**Work to complete**. Repeat the listing that follows, character for character, minus the pictures.

**Rows from a figure dataset**.
=-=-=
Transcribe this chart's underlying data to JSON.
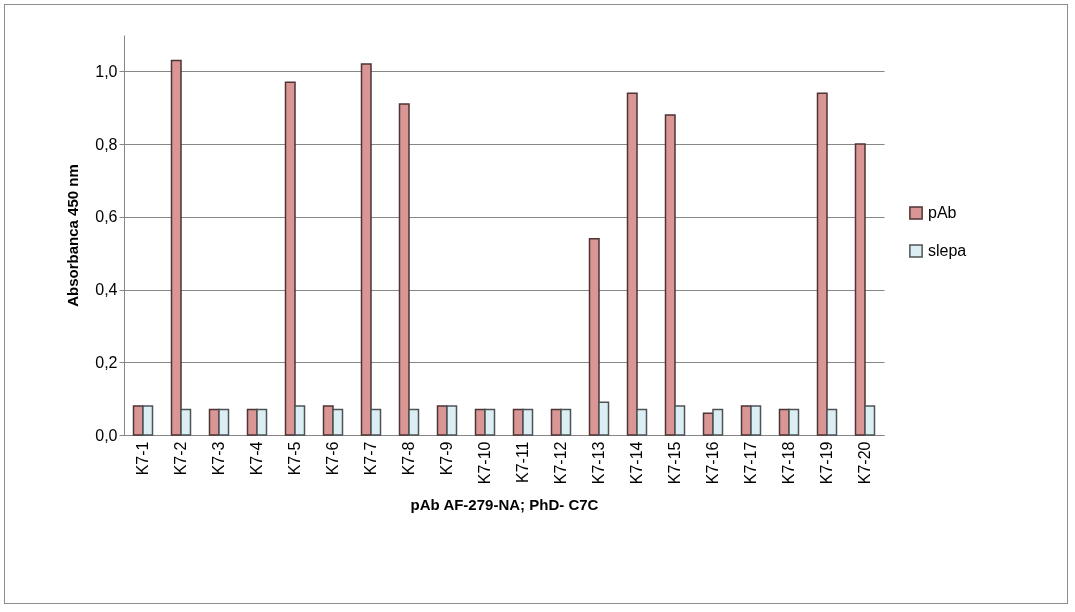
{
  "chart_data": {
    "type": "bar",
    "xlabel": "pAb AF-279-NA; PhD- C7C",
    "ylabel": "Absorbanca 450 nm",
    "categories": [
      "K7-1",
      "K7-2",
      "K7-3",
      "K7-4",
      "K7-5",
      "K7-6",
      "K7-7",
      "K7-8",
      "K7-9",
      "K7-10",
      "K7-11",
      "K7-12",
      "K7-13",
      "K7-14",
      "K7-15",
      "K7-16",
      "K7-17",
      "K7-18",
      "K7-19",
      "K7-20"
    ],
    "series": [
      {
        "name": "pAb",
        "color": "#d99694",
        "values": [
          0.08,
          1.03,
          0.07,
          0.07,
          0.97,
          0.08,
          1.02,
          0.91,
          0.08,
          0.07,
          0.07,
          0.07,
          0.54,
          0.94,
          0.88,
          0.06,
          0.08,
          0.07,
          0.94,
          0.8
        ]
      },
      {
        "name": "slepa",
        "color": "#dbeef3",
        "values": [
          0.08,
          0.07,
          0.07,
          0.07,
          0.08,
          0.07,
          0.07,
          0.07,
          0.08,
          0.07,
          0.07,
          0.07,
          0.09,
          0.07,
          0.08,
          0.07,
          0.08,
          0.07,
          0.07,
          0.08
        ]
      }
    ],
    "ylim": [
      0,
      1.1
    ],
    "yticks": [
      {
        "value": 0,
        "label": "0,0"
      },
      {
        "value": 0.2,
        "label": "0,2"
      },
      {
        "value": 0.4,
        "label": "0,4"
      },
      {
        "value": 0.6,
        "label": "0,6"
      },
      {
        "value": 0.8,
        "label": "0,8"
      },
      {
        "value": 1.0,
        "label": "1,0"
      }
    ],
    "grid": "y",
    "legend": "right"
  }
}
=-=-=
**Reply**.
Transcribe this chart's underlying data to JSON.
{
  "chart_data": {
    "type": "bar",
    "xlabel": "pAb AF-279-NA; PhD- C7C",
    "ylabel": "Absorbanca 450 nm",
    "categories": [
      "K7-1",
      "K7-2",
      "K7-3",
      "K7-4",
      "K7-5",
      "K7-6",
      "K7-7",
      "K7-8",
      "K7-9",
      "K7-10",
      "K7-11",
      "K7-12",
      "K7-13",
      "K7-14",
      "K7-15",
      "K7-16",
      "K7-17",
      "K7-18",
      "K7-19",
      "K7-20"
    ],
    "series": [
      {
        "name": "pAb",
        "color": "#d99694",
        "values": [
          0.08,
          1.03,
          0.07,
          0.07,
          0.97,
          0.08,
          1.02,
          0.91,
          0.08,
          0.07,
          0.07,
          0.07,
          0.54,
          0.94,
          0.88,
          0.06,
          0.08,
          0.07,
          0.94,
          0.8
        ]
      },
      {
        "name": "slepa",
        "color": "#dbeef3",
        "values": [
          0.08,
          0.07,
          0.07,
          0.07,
          0.08,
          0.07,
          0.07,
          0.07,
          0.08,
          0.07,
          0.07,
          0.07,
          0.09,
          0.07,
          0.08,
          0.07,
          0.08,
          0.07,
          0.07,
          0.08
        ]
      }
    ],
    "ylim": [
      0,
      1.1
    ],
    "yticks": [
      {
        "value": 0,
        "label": "0,0"
      },
      {
        "value": 0.2,
        "label": "0,2"
      },
      {
        "value": 0.4,
        "label": "0,4"
      },
      {
        "value": 0.6,
        "label": "0,6"
      },
      {
        "value": 0.8,
        "label": "0,8"
      },
      {
        "value": 1.0,
        "label": "1,0"
      }
    ],
    "grid": "y",
    "legend": "right"
  }
}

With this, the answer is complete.